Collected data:
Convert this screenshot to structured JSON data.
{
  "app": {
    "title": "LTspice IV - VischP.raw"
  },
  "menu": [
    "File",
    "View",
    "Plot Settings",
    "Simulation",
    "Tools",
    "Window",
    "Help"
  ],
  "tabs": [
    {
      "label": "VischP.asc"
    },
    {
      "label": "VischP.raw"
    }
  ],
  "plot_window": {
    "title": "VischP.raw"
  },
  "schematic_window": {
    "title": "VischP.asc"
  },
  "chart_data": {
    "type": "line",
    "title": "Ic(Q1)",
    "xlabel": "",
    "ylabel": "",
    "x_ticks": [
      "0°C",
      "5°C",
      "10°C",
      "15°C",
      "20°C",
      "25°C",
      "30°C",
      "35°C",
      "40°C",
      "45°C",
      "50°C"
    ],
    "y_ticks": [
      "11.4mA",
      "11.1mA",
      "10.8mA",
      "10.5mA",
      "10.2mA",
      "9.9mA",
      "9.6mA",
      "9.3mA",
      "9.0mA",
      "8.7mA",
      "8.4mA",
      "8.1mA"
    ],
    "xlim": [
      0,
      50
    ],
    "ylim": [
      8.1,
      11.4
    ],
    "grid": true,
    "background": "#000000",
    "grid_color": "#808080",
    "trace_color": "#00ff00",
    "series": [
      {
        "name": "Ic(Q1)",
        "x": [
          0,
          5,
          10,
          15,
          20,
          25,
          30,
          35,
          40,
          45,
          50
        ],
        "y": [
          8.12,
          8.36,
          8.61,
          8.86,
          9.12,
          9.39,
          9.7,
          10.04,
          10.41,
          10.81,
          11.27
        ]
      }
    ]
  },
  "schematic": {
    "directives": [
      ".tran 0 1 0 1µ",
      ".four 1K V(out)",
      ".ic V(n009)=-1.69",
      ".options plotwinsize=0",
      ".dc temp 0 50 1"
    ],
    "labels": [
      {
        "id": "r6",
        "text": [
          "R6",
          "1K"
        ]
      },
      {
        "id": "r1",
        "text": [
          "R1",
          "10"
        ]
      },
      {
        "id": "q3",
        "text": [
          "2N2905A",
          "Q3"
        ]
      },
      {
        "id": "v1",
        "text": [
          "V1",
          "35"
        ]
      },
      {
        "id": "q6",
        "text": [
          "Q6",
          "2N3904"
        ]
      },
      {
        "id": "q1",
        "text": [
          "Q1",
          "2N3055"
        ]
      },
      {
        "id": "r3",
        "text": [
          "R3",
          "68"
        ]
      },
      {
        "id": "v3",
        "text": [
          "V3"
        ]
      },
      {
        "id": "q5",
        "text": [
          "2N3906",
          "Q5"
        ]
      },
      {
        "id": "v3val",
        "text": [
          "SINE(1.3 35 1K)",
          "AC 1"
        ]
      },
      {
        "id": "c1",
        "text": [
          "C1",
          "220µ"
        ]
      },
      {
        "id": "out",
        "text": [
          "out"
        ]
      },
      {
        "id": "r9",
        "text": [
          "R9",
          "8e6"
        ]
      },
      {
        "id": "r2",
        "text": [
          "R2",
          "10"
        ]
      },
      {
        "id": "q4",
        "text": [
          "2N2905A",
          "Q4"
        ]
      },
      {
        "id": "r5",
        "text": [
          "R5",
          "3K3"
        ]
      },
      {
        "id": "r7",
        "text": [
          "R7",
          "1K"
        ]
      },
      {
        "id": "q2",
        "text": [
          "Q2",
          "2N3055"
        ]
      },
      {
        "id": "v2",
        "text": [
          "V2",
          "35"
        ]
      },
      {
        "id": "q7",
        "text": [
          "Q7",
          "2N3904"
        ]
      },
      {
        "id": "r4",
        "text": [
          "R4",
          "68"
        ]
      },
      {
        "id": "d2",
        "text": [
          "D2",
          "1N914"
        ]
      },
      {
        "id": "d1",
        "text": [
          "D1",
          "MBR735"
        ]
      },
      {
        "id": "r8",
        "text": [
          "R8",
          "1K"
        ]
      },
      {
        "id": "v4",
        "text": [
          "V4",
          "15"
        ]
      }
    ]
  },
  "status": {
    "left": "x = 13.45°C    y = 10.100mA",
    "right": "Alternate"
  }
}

TASK PROMPT: Reproduce the full set of records precisely.

THE OUTPUT:
Convert this screenshot to structured JSON data.
{
  "app": {
    "title": "LTspice IV - VischP.raw"
  },
  "menu": [
    "File",
    "View",
    "Plot Settings",
    "Simulation",
    "Tools",
    "Window",
    "Help"
  ],
  "tabs": [
    {
      "label": "VischP.asc"
    },
    {
      "label": "VischP.raw"
    }
  ],
  "plot_window": {
    "title": "VischP.raw"
  },
  "schematic_window": {
    "title": "VischP.asc"
  },
  "chart_data": {
    "type": "line",
    "title": "Ic(Q1)",
    "xlabel": "",
    "ylabel": "",
    "x_ticks": [
      "0°C",
      "5°C",
      "10°C",
      "15°C",
      "20°C",
      "25°C",
      "30°C",
      "35°C",
      "40°C",
      "45°C",
      "50°C"
    ],
    "y_ticks": [
      "11.4mA",
      "11.1mA",
      "10.8mA",
      "10.5mA",
      "10.2mA",
      "9.9mA",
      "9.6mA",
      "9.3mA",
      "9.0mA",
      "8.7mA",
      "8.4mA",
      "8.1mA"
    ],
    "xlim": [
      0,
      50
    ],
    "ylim": [
      8.1,
      11.4
    ],
    "grid": true,
    "background": "#000000",
    "grid_color": "#808080",
    "trace_color": "#00ff00",
    "series": [
      {
        "name": "Ic(Q1)",
        "x": [
          0,
          5,
          10,
          15,
          20,
          25,
          30,
          35,
          40,
          45,
          50
        ],
        "y": [
          8.12,
          8.36,
          8.61,
          8.86,
          9.12,
          9.39,
          9.7,
          10.04,
          10.41,
          10.81,
          11.27
        ]
      }
    ]
  },
  "schematic": {
    "directives": [
      ".tran 0 1 0 1µ",
      ".four 1K V(out)",
      ".ic V(n009)=-1.69",
      ".options plotwinsize=0",
      ".dc temp 0 50 1"
    ],
    "labels": [
      {
        "id": "r6",
        "text": [
          "R6",
          "1K"
        ]
      },
      {
        "id": "r1",
        "text": [
          "R1",
          "10"
        ]
      },
      {
        "id": "q3",
        "text": [
          "2N2905A",
          "Q3"
        ]
      },
      {
        "id": "v1",
        "text": [
          "V1",
          "35"
        ]
      },
      {
        "id": "q6",
        "text": [
          "Q6",
          "2N3904"
        ]
      },
      {
        "id": "q1",
        "text": [
          "Q1",
          "2N3055"
        ]
      },
      {
        "id": "r3",
        "text": [
          "R3",
          "68"
        ]
      },
      {
        "id": "v3",
        "text": [
          "V3"
        ]
      },
      {
        "id": "q5",
        "text": [
          "2N3906",
          "Q5"
        ]
      },
      {
        "id": "v3val",
        "text": [
          "SINE(1.3 35 1K)",
          "AC 1"
        ]
      },
      {
        "id": "c1",
        "text": [
          "C1",
          "220µ"
        ]
      },
      {
        "id": "out",
        "text": [
          "out"
        ]
      },
      {
        "id": "r9",
        "text": [
          "R9",
          "8e6"
        ]
      },
      {
        "id": "r2",
        "text": [
          "R2",
          "10"
        ]
      },
      {
        "id": "q4",
        "text": [
          "2N2905A",
          "Q4"
        ]
      },
      {
        "id": "r5",
        "text": [
          "R5",
          "3K3"
        ]
      },
      {
        "id": "r7",
        "text": [
          "R7",
          "1K"
        ]
      },
      {
        "id": "q2",
        "text": [
          "Q2",
          "2N3055"
        ]
      },
      {
        "id": "v2",
        "text": [
          "V2",
          "35"
        ]
      },
      {
        "id": "q7",
        "text": [
          "Q7",
          "2N3904"
        ]
      },
      {
        "id": "r4",
        "text": [
          "R4",
          "68"
        ]
      },
      {
        "id": "d2",
        "text": [
          "D2",
          "1N914"
        ]
      },
      {
        "id": "d1",
        "text": [
          "D1",
          "MBR735"
        ]
      },
      {
        "id": "r8",
        "text": [
          "R8",
          "1K"
        ]
      },
      {
        "id": "v4",
        "text": [
          "V4",
          "15"
        ]
      }
    ]
  },
  "status": {
    "left": "x = 13.45°C    y = 10.100mA",
    "right": "Alternate"
  }
}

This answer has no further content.